## Requirements
Exactly repeat all the records below, omitting the images they hold.

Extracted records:
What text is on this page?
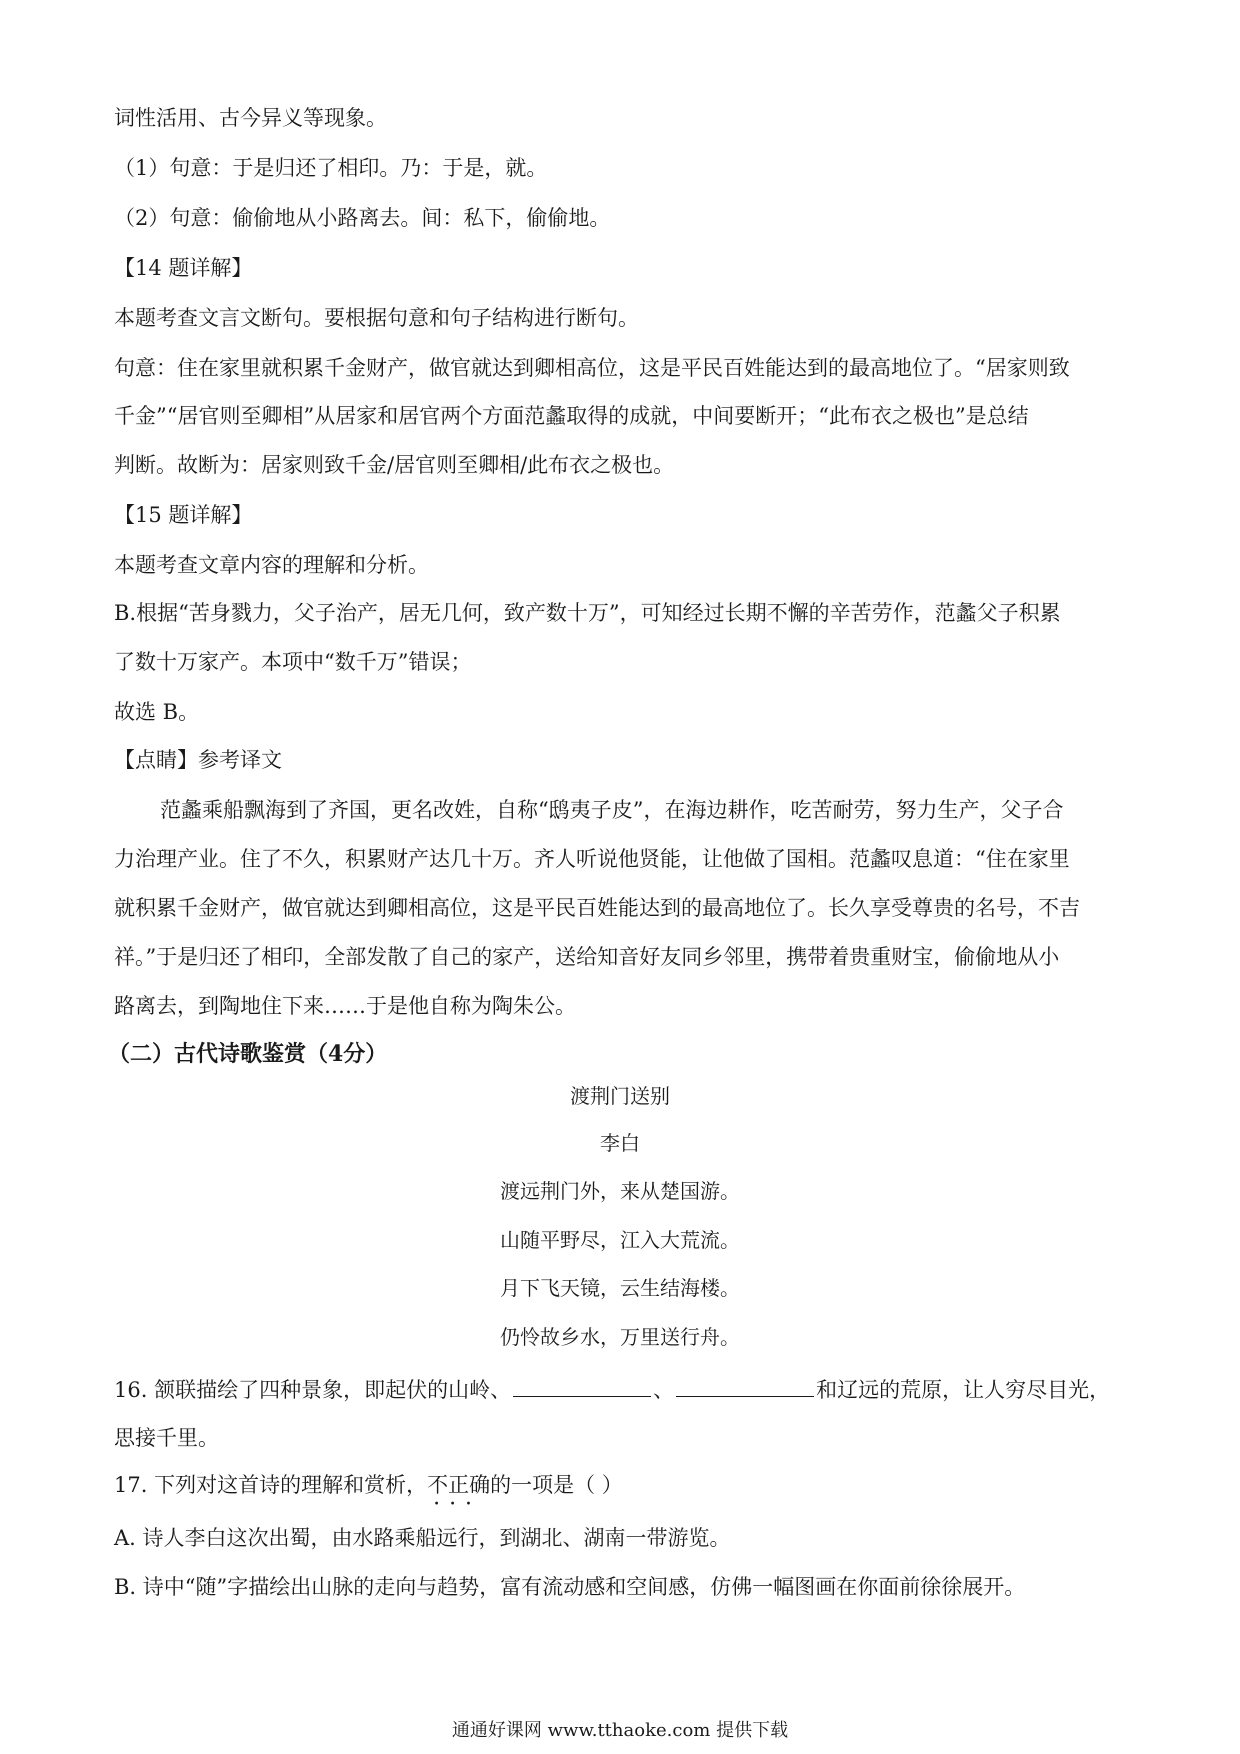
词性活用、古今异义等现象。

（1）句意：于是归还了相印。乃：于是，就。

（2）句意：偷偷地从小路离去。间：私下，偷偷地。

【14 题详解】

本题考查文言文断句。要根据句意和句子结构进行断句。

句意：住在家里就积累千金财产，做官就达到卿相高位，这是平民百姓能达到的最高地位了。“居家则致

千金”“居官则至卿相”从居家和居官两个方面范蠡取得的成就，中间要断开；“此布衣之极也”是总结

判断。故断为：居家则致千金/居官则至卿相/此布衣之极也。

【15 题详解】

本题考查文章内容的理解和分析。

B.根据“苦身戮力，父子治产，居无几何，致产数十万”，可知经过长期不懈的辛苦劳作，范蠡父子积累

了数十万家产。本项中“数千万”错误；

故选 B。

【点睛】参考译文

范蠡乘船飘海到了齐国，更名改姓，自称“鸱夷子皮”，在海边耕作，吃苦耐劳，努力生产，父子合

力治理产业。住了不久，积累财产达几十万。齐人听说他贤能，让他做了国相。范蠡叹息道：“住在家里

就积累千金财产，做官就达到卿相高位，这是平民百姓能达到的最高地位了。长久享受尊贵的名号，不吉

祥。”于是归还了相印，全部发散了自己的家产，送给知音好友同乡邻里，携带着贵重财宝，偷偷地从小

路离去，到陶地住下来……于是他自称为陶朱公。

（二）古代诗歌鉴赏（4分）

渡荆门送别

李白

渡远荆门外，来从楚国游。

山随平野尽，江入大荒流。

月下飞天镜，云生结海楼。

仍怜故乡水，万里送行舟。

16. 颔联描绘了四种景象，即起伏的山岭、	、	和辽远的荒原，让人穷尽目光，

思接千里。

17. 下列对这首诗的理解和赏析，不正确 · · ·的一项是（ ）

A. 诗人李白这次出蜀，由水路乘船远行，到湖北、湖南一带游览。

B. 诗中“随”字描绘出山脉的走向与趋势，富有流动感和空间感，仿佛一幅图画在你面前徐徐展开。

通通好课网 www.tthaoke.com 提供下载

## The response
What text is on this page?
词性活用、古今异义等现象。

（1）句意：于是归还了相印。乃：于是，就。

（2）句意：偷偷地从小路离去。间：私下，偷偷地。

【14 题详解】

本题考查文言文断句。要根据句意和句子结构进行断句。

句意：住在家里就积累千金财产，做官就达到卿相高位，这是平民百姓能达到的最高地位了。“居家则致

千金”“居官则至卿相”从居家和居官两个方面范蠡取得的成就，中间要断开；“此布衣之极也”是总结

判断。故断为：居家则致千金/居官则至卿相/此布衣之极也。

【15 题详解】

本题考查文章内容的理解和分析。

B.根据“苦身戮力，父子治产，居无几何，致产数十万”，可知经过长期不懈的辛苦劳作，范蠡父子积累

了数十万家产。本项中“数千万”错误；

故选 B。

【点睛】参考译文

范蠡乘船飘海到了齐国，更名改姓，自称“鸱夷子皮”，在海边耕作，吃苦耐劳，努力生产，父子合

力治理产业。住了不久，积累财产达几十万。齐人听说他贤能，让他做了国相。范蠡叹息道：“住在家里

就积累千金财产，做官就达到卿相高位，这是平民百姓能达到的最高地位了。长久享受尊贵的名号，不吉

祥。”于是归还了相印，全部发散了自己的家产，送给知音好友同乡邻里，携带着贵重财宝，偷偷地从小

路离去，到陶地住下来……于是他自称为陶朱公。

（二）古代诗歌鉴赏（4分）

渡荆门送别

李白

渡远荆门外，来从楚国游。

山随平野尽，江入大荒流。

月下飞天镜，云生结海楼。

仍怜故乡水，万里送行舟。

16. 颔联描绘了四种景象，即起伏的山岭、	、	和辽远的荒原，让人穷尽目光，

思接千里。

17. 下列对这首诗的理解和赏析，不正确 · · ·的一项是（ ）

A. 诗人李白这次出蜀，由水路乘船远行，到湖北、湖南一带游览。

B. 诗中“随”字描绘出山脉的走向与趋势，富有流动感和空间感，仿佛一幅图画在你面前徐徐展开。

通通好课网 www.tthaoke.com 提供下载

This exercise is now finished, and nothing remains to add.